Provided records.
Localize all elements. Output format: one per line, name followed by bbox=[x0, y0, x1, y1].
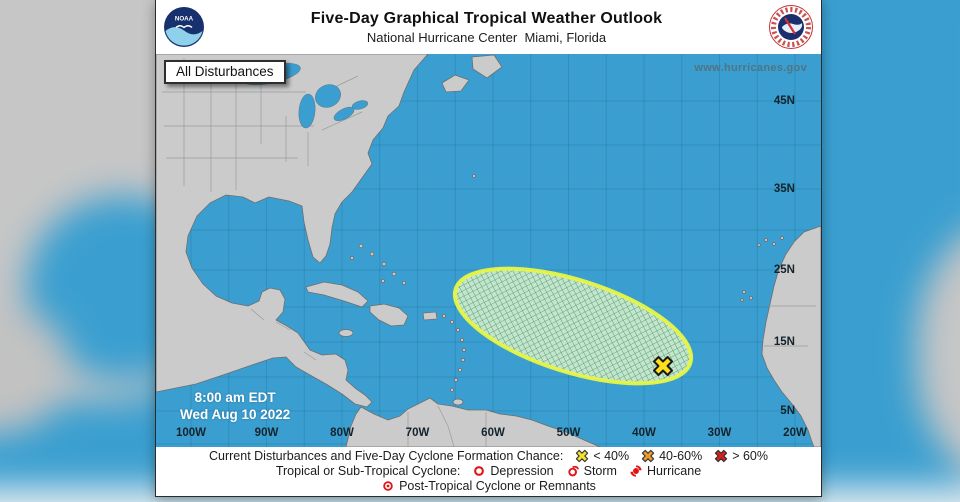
legend-formation-label: Current Disturbances and Five-Day Cyclon… bbox=[208, 449, 564, 463]
legend-item-post-tropical: Post-Tropical Cyclone or Remnants bbox=[381, 479, 596, 493]
page-title: Five-Day Graphical Tropical Weather Outl… bbox=[310, 9, 663, 27]
noaa-logo-text: NOAA bbox=[175, 16, 194, 23]
hispaniola bbox=[369, 303, 409, 327]
legend-item-medium: 40-60% bbox=[641, 449, 702, 463]
outlook-graphic: NOAA Five-Day Graphical Tropical Weather… bbox=[155, 0, 822, 497]
north-america-landmass bbox=[156, 54, 429, 408]
bahamas-islands bbox=[349, 243, 406, 285]
legend-item-storm: Storm bbox=[566, 464, 617, 478]
puerto-rico bbox=[422, 311, 438, 321]
legend-row-cyclone-types: Tropical or Sub-Tropical Cyclone: Depres… bbox=[156, 464, 821, 478]
legend-item-depression: Depression bbox=[472, 464, 554, 478]
lon-label-20w: 20W bbox=[783, 427, 807, 439]
legend-row-post-tropical: Post-Tropical Cyclone or Remnants bbox=[156, 479, 821, 493]
lat-label-35n: 35N bbox=[773, 183, 795, 195]
page-subtitle: National Hurricane Center Miami, Florida bbox=[366, 29, 607, 45]
newfoundland bbox=[471, 54, 503, 79]
legend-item-post-tropical-label: Post-Tropical Cyclone or Remnants bbox=[399, 479, 596, 493]
jamaica bbox=[338, 329, 354, 337]
legend-item-low: < 40% bbox=[575, 449, 629, 463]
timestamp-time: 8:00 am EDT bbox=[194, 390, 276, 405]
lon-label-40w: 40W bbox=[632, 427, 656, 439]
lat-label-15n: 15N bbox=[773, 336, 795, 348]
lesser-antilles bbox=[441, 313, 466, 406]
legend-item-low-label: < 40% bbox=[593, 449, 630, 463]
lon-label-70w: 70W bbox=[405, 427, 430, 439]
disturbance-x-marker[interactable] bbox=[653, 356, 673, 376]
legend: Current Disturbances and Five-Day Cyclon… bbox=[156, 447, 821, 496]
graphic-header: NOAA Five-Day Graphical Tropical Weather… bbox=[156, 0, 821, 54]
legend-row-formation-chance: Current Disturbances and Five-Day Cyclon… bbox=[156, 449, 821, 463]
lon-label-100w: 100W bbox=[175, 427, 207, 439]
legend-item-high-label: > 60% bbox=[732, 449, 768, 463]
legend-item-high: > 60% bbox=[714, 449, 768, 463]
lat-label-45n: 45N bbox=[773, 95, 795, 107]
lat-label-5n: 5N bbox=[780, 405, 795, 417]
bermuda bbox=[472, 174, 476, 178]
x-orange-icon bbox=[641, 449, 655, 463]
cuba bbox=[305, 281, 369, 308]
hurricane-icon bbox=[630, 465, 642, 477]
timestamp-date: Wed Aug 10 2022 bbox=[180, 407, 291, 422]
lon-label-50w: 50W bbox=[556, 427, 581, 439]
legend-item-hurricane-label: Hurricane bbox=[646, 464, 702, 478]
cape-verde-islands bbox=[740, 290, 753, 302]
storm-icon bbox=[567, 465, 579, 477]
lon-label-90w: 90W bbox=[254, 427, 279, 439]
map-geography bbox=[156, 54, 821, 447]
nws-logo-icon bbox=[769, 5, 813, 49]
africa-landmass bbox=[761, 225, 821, 447]
legend-item-storm-label: Storm bbox=[583, 464, 617, 478]
canary-islands bbox=[757, 236, 784, 247]
depression-icon bbox=[474, 466, 485, 476]
x-red-icon bbox=[715, 449, 728, 463]
nova-scotia bbox=[441, 74, 470, 93]
legend-item-hurricane: Hurricane bbox=[629, 464, 701, 478]
legend-cyclone-label: Tropical or Sub-Tropical Cyclone: bbox=[275, 464, 461, 478]
lon-label-30w: 30W bbox=[707, 427, 732, 439]
issuance-timestamp: 8:00 am EDT Wed Aug 10 2022 bbox=[180, 389, 290, 423]
south-america-landmass bbox=[345, 397, 601, 447]
mode-selector-all-disturbances[interactable]: All Disturbances bbox=[164, 60, 286, 84]
hurricanes-gov-watermark: www.hurricanes.gov bbox=[694, 62, 807, 74]
legend-item-depression-label: Depression bbox=[490, 464, 554, 478]
post-tropical-icon bbox=[383, 481, 393, 491]
state-borders bbox=[162, 58, 816, 447]
outlook-area-low-chance[interactable] bbox=[442, 245, 704, 407]
x-yellow-icon bbox=[576, 449, 589, 463]
lat-label-25n: 25N bbox=[773, 264, 795, 276]
noaa-logo-icon: NOAA bbox=[164, 7, 204, 47]
lon-label-80w: 80W bbox=[330, 427, 354, 439]
lon-label-60w: 60W bbox=[481, 427, 505, 439]
map-canvas[interactable]: All Disturbances www.hurricanes.gov 8:00… bbox=[156, 54, 821, 447]
legend-item-medium-label: 40-60% bbox=[659, 449, 703, 463]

Exercise. Starting at the line that contains "legend-formation-label: Current Disturbances" and ending after the line that contains "lat-label-45n: 45N bbox=[773, 95, 795, 107]", switch "EDT" to "EST" and give those lines again with everything else unchanged.

Final result.
legend-formation-label: Current Disturbances and Five-Day Cyclon… bbox=[208, 449, 564, 463]
legend-item-post-tropical: Post-Tropical Cyclone or Remnants bbox=[381, 479, 596, 493]
page-title: Five-Day Graphical Tropical Weather Outl… bbox=[310, 9, 663, 27]
noaa-logo-text: NOAA bbox=[175, 16, 194, 23]
hispaniola bbox=[369, 303, 409, 327]
legend-item-medium: 40-60% bbox=[641, 449, 702, 463]
outlook-graphic: NOAA Five-Day Graphical Tropical Weather… bbox=[155, 0, 822, 497]
north-america-landmass bbox=[156, 54, 429, 408]
bahamas-islands bbox=[349, 243, 406, 285]
legend-item-storm: Storm bbox=[566, 464, 617, 478]
puerto-rico bbox=[422, 311, 438, 321]
legend-row-cyclone-types: Tropical or Sub-Tropical Cyclone: Depres… bbox=[156, 464, 821, 478]
legend-item-depression: Depression bbox=[472, 464, 554, 478]
lon-label-20w: 20W bbox=[783, 427, 807, 439]
legend-row-post-tropical: Post-Tropical Cyclone or Remnants bbox=[156, 479, 821, 493]
lat-label-35n: 35N bbox=[773, 183, 795, 195]
page-subtitle: National Hurricane Center Miami, Florida bbox=[366, 29, 607, 45]
newfoundland bbox=[471, 54, 503, 79]
legend-item-post-tropical-label: Post-Tropical Cyclone or Remnants bbox=[399, 479, 596, 493]
jamaica bbox=[338, 329, 354, 337]
legend-item-low: < 40% bbox=[575, 449, 629, 463]
timestamp-time: 8:00 am EST bbox=[194, 390, 276, 405]
lon-label-40w: 40W bbox=[632, 427, 656, 439]
lat-label-15n: 15N bbox=[773, 336, 795, 348]
lesser-antilles bbox=[441, 313, 466, 406]
legend-item-low-label: < 40% bbox=[593, 449, 630, 463]
lon-label-70w: 70W bbox=[405, 427, 430, 439]
disturbance-x-marker[interactable] bbox=[653, 356, 673, 376]
legend: Current Disturbances and Five-Day Cyclon… bbox=[156, 447, 821, 496]
graphic-header: NOAA Five-Day Graphical Tropical Weather… bbox=[156, 0, 821, 54]
legend-row-formation-chance: Current Disturbances and Five-Day Cyclon… bbox=[156, 449, 821, 463]
lon-label-100w: 100W bbox=[175, 427, 207, 439]
legend-item-high-label: > 60% bbox=[732, 449, 768, 463]
legend-item-high: > 60% bbox=[714, 449, 768, 463]
lat-label-45n: 45N bbox=[773, 95, 795, 107]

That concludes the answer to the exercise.